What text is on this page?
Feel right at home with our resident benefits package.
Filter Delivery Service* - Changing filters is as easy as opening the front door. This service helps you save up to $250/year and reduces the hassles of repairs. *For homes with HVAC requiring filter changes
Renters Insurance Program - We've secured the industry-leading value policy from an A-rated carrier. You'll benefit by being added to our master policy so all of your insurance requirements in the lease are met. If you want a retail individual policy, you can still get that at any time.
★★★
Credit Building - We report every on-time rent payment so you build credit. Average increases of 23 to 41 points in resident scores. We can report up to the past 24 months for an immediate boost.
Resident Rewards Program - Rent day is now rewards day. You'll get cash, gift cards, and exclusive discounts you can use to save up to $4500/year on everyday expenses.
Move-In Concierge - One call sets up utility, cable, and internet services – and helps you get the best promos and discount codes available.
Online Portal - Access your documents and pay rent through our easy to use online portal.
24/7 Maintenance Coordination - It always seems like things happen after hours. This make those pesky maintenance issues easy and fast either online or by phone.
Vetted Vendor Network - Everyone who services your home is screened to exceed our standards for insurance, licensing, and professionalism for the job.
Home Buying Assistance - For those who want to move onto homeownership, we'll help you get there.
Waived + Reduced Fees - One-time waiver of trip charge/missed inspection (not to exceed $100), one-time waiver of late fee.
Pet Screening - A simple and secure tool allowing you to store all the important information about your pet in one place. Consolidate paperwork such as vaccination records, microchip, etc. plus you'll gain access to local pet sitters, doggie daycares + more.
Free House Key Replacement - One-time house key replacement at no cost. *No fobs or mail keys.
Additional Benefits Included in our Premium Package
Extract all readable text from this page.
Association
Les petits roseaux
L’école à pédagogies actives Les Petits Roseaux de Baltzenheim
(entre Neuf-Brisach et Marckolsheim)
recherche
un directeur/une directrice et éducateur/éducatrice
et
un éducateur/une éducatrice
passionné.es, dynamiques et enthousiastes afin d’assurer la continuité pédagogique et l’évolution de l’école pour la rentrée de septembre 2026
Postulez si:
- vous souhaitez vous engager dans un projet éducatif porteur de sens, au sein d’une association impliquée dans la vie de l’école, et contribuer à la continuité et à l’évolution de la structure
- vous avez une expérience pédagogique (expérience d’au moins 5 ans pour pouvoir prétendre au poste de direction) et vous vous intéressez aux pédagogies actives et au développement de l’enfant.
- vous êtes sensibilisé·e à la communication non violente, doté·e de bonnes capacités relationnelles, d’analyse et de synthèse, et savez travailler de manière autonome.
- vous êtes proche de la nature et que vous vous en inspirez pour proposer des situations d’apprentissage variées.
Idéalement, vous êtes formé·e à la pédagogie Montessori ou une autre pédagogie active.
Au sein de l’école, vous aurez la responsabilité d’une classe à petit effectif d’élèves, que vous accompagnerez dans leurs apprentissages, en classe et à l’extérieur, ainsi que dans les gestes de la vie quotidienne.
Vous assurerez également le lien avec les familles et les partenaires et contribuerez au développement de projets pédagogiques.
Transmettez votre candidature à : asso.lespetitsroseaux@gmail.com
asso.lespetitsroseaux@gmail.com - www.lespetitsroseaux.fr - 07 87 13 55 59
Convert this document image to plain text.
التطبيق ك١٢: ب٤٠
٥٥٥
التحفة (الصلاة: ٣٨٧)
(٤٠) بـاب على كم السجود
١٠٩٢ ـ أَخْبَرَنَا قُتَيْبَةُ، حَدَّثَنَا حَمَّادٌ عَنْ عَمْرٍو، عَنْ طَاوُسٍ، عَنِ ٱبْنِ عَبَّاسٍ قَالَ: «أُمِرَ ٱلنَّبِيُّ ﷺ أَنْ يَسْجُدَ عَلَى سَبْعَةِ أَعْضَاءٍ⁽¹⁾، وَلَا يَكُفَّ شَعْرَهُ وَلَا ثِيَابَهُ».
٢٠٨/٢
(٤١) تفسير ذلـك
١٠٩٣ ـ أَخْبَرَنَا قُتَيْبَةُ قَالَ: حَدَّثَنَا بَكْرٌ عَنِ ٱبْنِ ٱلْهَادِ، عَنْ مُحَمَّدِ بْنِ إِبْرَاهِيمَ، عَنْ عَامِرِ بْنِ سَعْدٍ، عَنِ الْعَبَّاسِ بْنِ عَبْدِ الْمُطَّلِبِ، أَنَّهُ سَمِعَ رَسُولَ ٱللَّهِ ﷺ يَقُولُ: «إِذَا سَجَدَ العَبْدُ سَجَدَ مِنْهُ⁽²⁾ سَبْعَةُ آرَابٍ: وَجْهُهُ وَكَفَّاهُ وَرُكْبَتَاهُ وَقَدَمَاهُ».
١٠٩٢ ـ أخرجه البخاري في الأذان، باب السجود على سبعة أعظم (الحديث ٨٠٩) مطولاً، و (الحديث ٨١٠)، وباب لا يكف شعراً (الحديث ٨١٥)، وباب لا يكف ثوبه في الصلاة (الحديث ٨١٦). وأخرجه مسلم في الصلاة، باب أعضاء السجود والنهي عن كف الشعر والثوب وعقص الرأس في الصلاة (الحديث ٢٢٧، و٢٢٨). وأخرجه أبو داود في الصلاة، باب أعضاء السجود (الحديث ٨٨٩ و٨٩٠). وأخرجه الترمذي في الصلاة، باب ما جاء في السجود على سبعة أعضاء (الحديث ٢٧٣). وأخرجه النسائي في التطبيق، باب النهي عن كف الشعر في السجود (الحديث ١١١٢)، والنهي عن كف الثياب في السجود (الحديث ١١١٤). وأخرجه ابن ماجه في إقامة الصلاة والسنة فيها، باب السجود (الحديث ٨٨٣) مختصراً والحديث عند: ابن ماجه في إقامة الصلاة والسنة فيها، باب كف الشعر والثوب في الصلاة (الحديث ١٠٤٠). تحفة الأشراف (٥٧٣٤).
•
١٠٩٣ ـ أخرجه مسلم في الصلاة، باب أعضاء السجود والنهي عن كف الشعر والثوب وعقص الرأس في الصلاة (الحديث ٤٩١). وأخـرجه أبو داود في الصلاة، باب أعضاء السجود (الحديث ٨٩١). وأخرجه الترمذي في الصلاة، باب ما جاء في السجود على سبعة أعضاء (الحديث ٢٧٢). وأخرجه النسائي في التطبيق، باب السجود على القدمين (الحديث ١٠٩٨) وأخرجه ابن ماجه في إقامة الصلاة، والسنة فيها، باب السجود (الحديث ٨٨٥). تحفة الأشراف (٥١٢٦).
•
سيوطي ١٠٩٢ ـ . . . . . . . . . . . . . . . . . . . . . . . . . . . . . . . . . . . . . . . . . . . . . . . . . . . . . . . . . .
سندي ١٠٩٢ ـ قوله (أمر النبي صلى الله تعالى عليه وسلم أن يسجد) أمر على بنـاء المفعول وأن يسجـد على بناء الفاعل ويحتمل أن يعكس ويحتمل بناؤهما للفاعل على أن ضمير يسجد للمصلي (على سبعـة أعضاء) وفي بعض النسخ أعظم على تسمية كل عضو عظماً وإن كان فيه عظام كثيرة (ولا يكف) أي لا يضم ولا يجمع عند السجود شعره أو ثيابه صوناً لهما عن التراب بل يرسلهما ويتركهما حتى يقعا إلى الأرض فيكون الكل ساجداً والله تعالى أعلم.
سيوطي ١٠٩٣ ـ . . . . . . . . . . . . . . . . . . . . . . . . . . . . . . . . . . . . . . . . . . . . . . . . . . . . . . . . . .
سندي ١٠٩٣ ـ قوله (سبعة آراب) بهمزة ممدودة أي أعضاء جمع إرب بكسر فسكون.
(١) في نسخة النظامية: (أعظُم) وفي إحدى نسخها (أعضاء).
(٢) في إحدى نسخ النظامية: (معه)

> REQUIRED TASK
Reproduce the material above exactly; please quote every line of it.

> ANSWER BELOW
What text is on this page?
Feel right at home with our resident benefits package.
Filter Delivery Service* - Changing filters is as easy as opening the front door. This service helps you save up to $250/year and reduces the hassles of repairs. *For homes with HVAC requiring filter changes
Renters Insurance Program - We've secured the industry-leading value policy from an A-rated carrier. You'll benefit by being added to our master policy so all of your insurance requirements in the lease are met. If you want a retail individual policy, you can still get that at any time.
★★★
Credit Building - We report every on-time rent payment so you build credit. Average increases of 23 to 41 points in resident scores. We can report up to the past 24 months for an immediate boost.
Resident Rewards Program - Rent day is now rewards day. You'll get cash, gift cards, and exclusive discounts you can use to save up to $4500/year on everyday expenses.
Move-In Concierge - One call sets up utility, cable, and internet services – and helps you get the best promos and discount codes available.
Online Portal - Access your documents and pay rent through our easy to use online portal.
24/7 Maintenance Coordination - It always seems like things happen after hours. This make those pesky maintenance issues easy and fast either online or by phone.
Vetted Vendor Network - Everyone who services your home is screened to exceed our standards for insurance, licensing, and professionalism for the job.
Home Buying Assistance - For those who want to move onto homeownership, we'll help you get there.
Waived + Reduced Fees - One-time waiver of trip charge/missed inspection (not to exceed $100), one-time waiver of late fee.
Pet Screening - A simple and secure tool allowing you to store all the important information about your pet in one place. Consolidate paperwork such as vaccination records, microchip, etc. plus you'll gain access to local pet sitters, doggie daycares + more.
Free House Key Replacement - One-time house key replacement at no cost. *No fobs or mail keys.
Additional Benefits Included in our Premium Package
Extract all readable text from this page.
Association
Les petits roseaux
L’école à pédagogies actives Les Petits Roseaux de Baltzenheim
(entre Neuf-Brisach et Marckolsheim)
recherche
un directeur/une directrice et éducateur/éducatrice
et
un éducateur/une éducatrice
passionné.es, dynamiques et enthousiastes afin d’assurer la continuité pédagogique et l’évolution de l’école pour la rentrée de septembre 2026
Postulez si:
- vous souhaitez vous engager dans un projet éducatif porteur de sens, au sein d’une association impliquée dans la vie de l’école, et contribuer à la continuité et à l’évolution de la structure
- vous avez une expérience pédagogique (expérience d’au moins 5 ans pour pouvoir prétendre au poste de direction) et vous vous intéressez aux pédagogies actives et au développement de l’enfant.
- vous êtes sensibilisé·e à la communication non violente, doté·e de bonnes capacités relationnelles, d’analyse et de synthèse, et savez travailler de manière autonome.
- vous êtes proche de la nature et que vous vous en inspirez pour proposer des situations d’apprentissage variées.
Idéalement, vous êtes formé·e à la pédagogie Montessori ou une autre pédagogie active.
Au sein de l’école, vous aurez la responsabilité d’une classe à petit effectif d’élèves, que vous accompagnerez dans leurs apprentissages, en classe et à l’extérieur, ainsi que dans les gestes de la vie quotidienne.
Vous assurerez également le lien avec les familles et les partenaires et contribuerez au développement de projets pédagogiques.
Transmettez votre candidature à : asso.lespetitsroseaux@gmail.com
asso.lespetitsroseaux@gmail.com - www.lespetitsroseaux.fr - 07 87 13 55 59
Convert this document image to plain text.
التطبيق ك١٢: ب٤٠
٥٥٥
التحفة (الصلاة: ٣٨٧)
(٤٠) بـاب على كم السجود
١٠٩٢ ـ أَخْبَرَنَا قُتَيْبَةُ، حَدَّثَنَا حَمَّادٌ عَنْ عَمْرٍو، عَنْ طَاوُسٍ، عَنِ ٱبْنِ عَبَّاسٍ قَالَ: «أُمِرَ ٱلنَّبِيُّ ﷺ أَنْ يَسْجُدَ عَلَى سَبْعَةِ أَعْضَاءٍ⁽¹⁾، وَلَا يَكُفَّ شَعْرَهُ وَلَا ثِيَابَهُ».
٢٠٨/٢
(٤١) تفسير ذلـك
١٠٩٣ ـ أَخْبَرَنَا قُتَيْبَةُ قَالَ: حَدَّثَنَا بَكْرٌ عَنِ ٱبْنِ ٱلْهَادِ، عَنْ مُحَمَّدِ بْنِ إِبْرَاهِيمَ، عَنْ عَامِرِ بْنِ سَعْدٍ، عَنِ الْعَبَّاسِ بْنِ عَبْدِ الْمُطَّلِبِ، أَنَّهُ سَمِعَ رَسُولَ ٱللَّهِ ﷺ يَقُولُ: «إِذَا سَجَدَ العَبْدُ سَجَدَ مِنْهُ⁽²⁾ سَبْعَةُ آرَابٍ: وَجْهُهُ وَكَفَّاهُ وَرُكْبَتَاهُ وَقَدَمَاهُ».
١٠٩٢ ـ أخرجه البخاري في الأذان، باب السجود على سبعة أعظم (الحديث ٨٠٩) مطولاً، و (الحديث ٨١٠)، وباب لا يكف شعراً (الحديث ٨١٥)، وباب لا يكف ثوبه في الصلاة (الحديث ٨١٦). وأخرجه مسلم في الصلاة، باب أعضاء السجود والنهي عن كف الشعر والثوب وعقص الرأس في الصلاة (الحديث ٢٢٧، و٢٢٨). وأخرجه أبو داود في الصلاة، باب أعضاء السجود (الحديث ٨٨٩ و٨٩٠). وأخرجه الترمذي في الصلاة، باب ما جاء في السجود على سبعة أعضاء (الحديث ٢٧٣). وأخرجه النسائي في التطبيق، باب النهي عن كف الشعر في السجود (الحديث ١١١٢)، والنهي عن كف الثياب في السجود (الحديث ١١١٤). وأخرجه ابن ماجه في إقامة الصلاة والسنة فيها، باب السجود (الحديث ٨٨٣) مختصراً والحديث عند: ابن ماجه في إقامة الصلاة والسنة فيها، باب كف الشعر والثوب في الصلاة (الحديث ١٠٤٠). تحفة الأشراف (٥٧٣٤).
•
١٠٩٣ ـ أخرجه مسلم في الصلاة، باب أعضاء السجود والنهي عن كف الشعر والثوب وعقص الرأس في الصلاة (الحديث ٤٩١). وأخـرجه أبو داود في الصلاة، باب أعضاء السجود (الحديث ٨٩١). وأخرجه الترمذي في الصلاة، باب ما جاء في السجود على سبعة أعضاء (الحديث ٢٧٢). وأخرجه النسائي في التطبيق، باب السجود على القدمين (الحديث ١٠٩٨) وأخرجه ابن ماجه في إقامة الصلاة، والسنة فيها، باب السجود (الحديث ٨٨٥). تحفة الأشراف (٥١٢٦).
•
سيوطي ١٠٩٢ ـ . . . . . . . . . . . . . . . . . . . . . . . . . . . . . . . . . . . . . . . . . . . . . . . . . . . . . . . . . .
سندي ١٠٩٢ ـ قوله (أمر النبي صلى الله تعالى عليه وسلم أن يسجد) أمر على بنـاء المفعول وأن يسجـد على بناء الفاعل ويحتمل أن يعكس ويحتمل بناؤهما للفاعل على أن ضمير يسجد للمصلي (على سبعـة أعضاء) وفي بعض النسخ أعظم على تسمية كل عضو عظماً وإن كان فيه عظام كثيرة (ولا يكف) أي لا يضم ولا يجمع عند السجود شعره أو ثيابه صوناً لهما عن التراب بل يرسلهما ويتركهما حتى يقعا إلى الأرض فيكون الكل ساجداً والله تعالى أعلم.
سيوطي ١٠٩٣ ـ . . . . . . . . . . . . . . . . . . . . . . . . . . . . . . . . . . . . . . . . . . . . . . . . . . . . . . . . . .
سندي ١٠٩٣ ـ قوله (سبعة آراب) بهمزة ممدودة أي أعضاء جمع إرب بكسر فسكون.
(١) في نسخة النظامية: (أعظُم) وفي إحدى نسخها (أعضاء).
(٢) في إحدى نسخ النظامية: (معه)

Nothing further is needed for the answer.